> EXERCISE BRIEF: Reproduce the listing exactly, keeping every word as it is.

======

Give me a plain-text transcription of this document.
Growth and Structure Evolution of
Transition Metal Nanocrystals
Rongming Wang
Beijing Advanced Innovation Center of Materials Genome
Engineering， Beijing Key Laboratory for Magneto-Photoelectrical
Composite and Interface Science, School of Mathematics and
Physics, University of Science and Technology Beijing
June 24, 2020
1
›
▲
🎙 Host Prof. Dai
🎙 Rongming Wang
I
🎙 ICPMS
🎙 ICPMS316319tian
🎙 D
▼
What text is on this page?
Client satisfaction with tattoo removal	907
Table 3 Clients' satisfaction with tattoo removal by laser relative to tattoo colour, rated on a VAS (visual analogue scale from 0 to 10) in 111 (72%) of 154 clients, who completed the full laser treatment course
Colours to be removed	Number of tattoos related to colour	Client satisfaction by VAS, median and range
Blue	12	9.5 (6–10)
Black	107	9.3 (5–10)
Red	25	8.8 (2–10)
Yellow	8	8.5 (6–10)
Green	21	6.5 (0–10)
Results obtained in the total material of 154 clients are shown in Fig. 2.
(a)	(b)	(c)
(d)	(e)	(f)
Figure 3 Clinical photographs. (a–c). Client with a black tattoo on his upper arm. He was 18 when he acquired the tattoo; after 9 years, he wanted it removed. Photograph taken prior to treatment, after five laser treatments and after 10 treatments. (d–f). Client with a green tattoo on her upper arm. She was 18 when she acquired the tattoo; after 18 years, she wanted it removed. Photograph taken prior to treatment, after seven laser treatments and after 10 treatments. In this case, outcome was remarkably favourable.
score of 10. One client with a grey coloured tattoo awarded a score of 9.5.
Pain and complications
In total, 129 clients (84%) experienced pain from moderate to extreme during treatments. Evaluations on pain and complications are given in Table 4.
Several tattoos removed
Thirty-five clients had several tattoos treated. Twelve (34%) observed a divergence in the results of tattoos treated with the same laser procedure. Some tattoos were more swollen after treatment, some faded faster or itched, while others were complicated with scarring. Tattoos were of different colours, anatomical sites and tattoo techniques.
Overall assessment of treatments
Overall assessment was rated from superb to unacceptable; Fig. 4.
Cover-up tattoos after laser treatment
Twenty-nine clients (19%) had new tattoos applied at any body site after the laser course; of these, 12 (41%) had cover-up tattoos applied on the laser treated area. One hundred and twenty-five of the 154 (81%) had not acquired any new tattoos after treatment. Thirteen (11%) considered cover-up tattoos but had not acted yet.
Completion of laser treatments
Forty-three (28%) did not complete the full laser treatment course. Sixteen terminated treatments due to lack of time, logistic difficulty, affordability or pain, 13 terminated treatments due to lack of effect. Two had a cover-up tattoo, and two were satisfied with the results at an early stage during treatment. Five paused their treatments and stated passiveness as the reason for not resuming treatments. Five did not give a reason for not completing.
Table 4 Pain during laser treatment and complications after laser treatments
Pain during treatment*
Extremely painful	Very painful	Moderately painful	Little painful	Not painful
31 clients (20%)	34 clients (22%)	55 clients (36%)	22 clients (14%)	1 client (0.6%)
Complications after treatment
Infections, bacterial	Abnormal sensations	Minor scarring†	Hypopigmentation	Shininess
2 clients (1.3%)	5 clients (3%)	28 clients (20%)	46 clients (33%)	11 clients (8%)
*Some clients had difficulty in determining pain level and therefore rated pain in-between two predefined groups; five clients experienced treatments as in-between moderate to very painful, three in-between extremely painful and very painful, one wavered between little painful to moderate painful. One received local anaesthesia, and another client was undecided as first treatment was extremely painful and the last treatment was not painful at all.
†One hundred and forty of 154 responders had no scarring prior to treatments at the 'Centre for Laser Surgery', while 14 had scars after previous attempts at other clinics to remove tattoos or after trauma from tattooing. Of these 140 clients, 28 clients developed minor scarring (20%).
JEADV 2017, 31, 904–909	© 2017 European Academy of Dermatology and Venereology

======

> THE ANSWER:
Give me a plain-text transcription of this document.
Growth and Structure Evolution of
Transition Metal Nanocrystals
Rongming Wang
Beijing Advanced Innovation Center of Materials Genome
Engineering， Beijing Key Laboratory for Magneto-Photoelectrical
Composite and Interface Science, School of Mathematics and
Physics, University of Science and Technology Beijing
June 24, 2020
1
›
▲
🎙 Host Prof. Dai
🎙 Rongming Wang
I
🎙 ICPMS
🎙 ICPMS316319tian
🎙 D
▼
What text is on this page?
Client satisfaction with tattoo removal	907
Table 3 Clients' satisfaction with tattoo removal by laser relative to tattoo colour, rated on a VAS (visual analogue scale from 0 to 10) in 111 (72%) of 154 clients, who completed the full laser treatment course
Colours to be removed	Number of tattoos related to colour	Client satisfaction by VAS, median and range
Blue	12	9.5 (6–10)
Black	107	9.3 (5–10)
Red	25	8.8 (2–10)
Yellow	8	8.5 (6–10)
Green	21	6.5 (0–10)
Results obtained in the total material of 154 clients are shown in Fig. 2.
(a)	(b)	(c)
(d)	(e)	(f)
Figure 3 Clinical photographs. (a–c). Client with a black tattoo on his upper arm. He was 18 when he acquired the tattoo; after 9 years, he wanted it removed. Photograph taken prior to treatment, after five laser treatments and after 10 treatments. (d–f). Client with a green tattoo on her upper arm. She was 18 when she acquired the tattoo; after 18 years, she wanted it removed. Photograph taken prior to treatment, after seven laser treatments and after 10 treatments. In this case, outcome was remarkably favourable.
score of 10. One client with a grey coloured tattoo awarded a score of 9.5.
Pain and complications
In total, 129 clients (84%) experienced pain from moderate to extreme during treatments. Evaluations on pain and complications are given in Table 4.
Several tattoos removed
Thirty-five clients had several tattoos treated. Twelve (34%) observed a divergence in the results of tattoos treated with the same laser procedure. Some tattoos were more swollen after treatment, some faded faster or itched, while others were complicated with scarring. Tattoos were of different colours, anatomical sites and tattoo techniques.
Overall assessment of treatments
Overall assessment was rated from superb to unacceptable; Fig. 4.
Cover-up tattoos after laser treatment
Twenty-nine clients (19%) had new tattoos applied at any body site after the laser course; of these, 12 (41%) had cover-up tattoos applied on the laser treated area. One hundred and twenty-five of the 154 (81%) had not acquired any new tattoos after treatment. Thirteen (11%) considered cover-up tattoos but had not acted yet.
Completion of laser treatments
Forty-three (28%) did not complete the full laser treatment course. Sixteen terminated treatments due to lack of time, logistic difficulty, affordability or pain, 13 terminated treatments due to lack of effect. Two had a cover-up tattoo, and two were satisfied with the results at an early stage during treatment. Five paused their treatments and stated passiveness as the reason for not resuming treatments. Five did not give a reason for not completing.
Table 4 Pain during laser treatment and complications after laser treatments
Pain during treatment*
Extremely painful	Very painful	Moderately painful	Little painful	Not painful
31 clients (20%)	34 clients (22%)	55 clients (36%)	22 clients (14%)	1 client (0.6%)
Complications after treatment
Infections, bacterial	Abnormal sensations	Minor scarring†	Hypopigmentation	Shininess
2 clients (1.3%)	5 clients (3%)	28 clients (20%)	46 clients (33%)	11 clients (8%)
*Some clients had difficulty in determining pain level and therefore rated pain in-between two predefined groups; five clients experienced treatments as in-between moderate to very painful, three in-between extremely painful and very painful, one wavered between little painful to moderate painful. One received local anaesthesia, and another client was undecided as first treatment was extremely painful and the last treatment was not painful at all.
†One hundred and forty of 154 responders had no scarring prior to treatments at the 'Centre for Laser Surgery', while 14 had scars after previous attempts at other clinics to remove tattoos or after trauma from tattooing. Of these 140 clients, 28 clients developed minor scarring (20%).
JEADV 2017, 31, 904–909	© 2017 European Academy of Dermatology and Venereology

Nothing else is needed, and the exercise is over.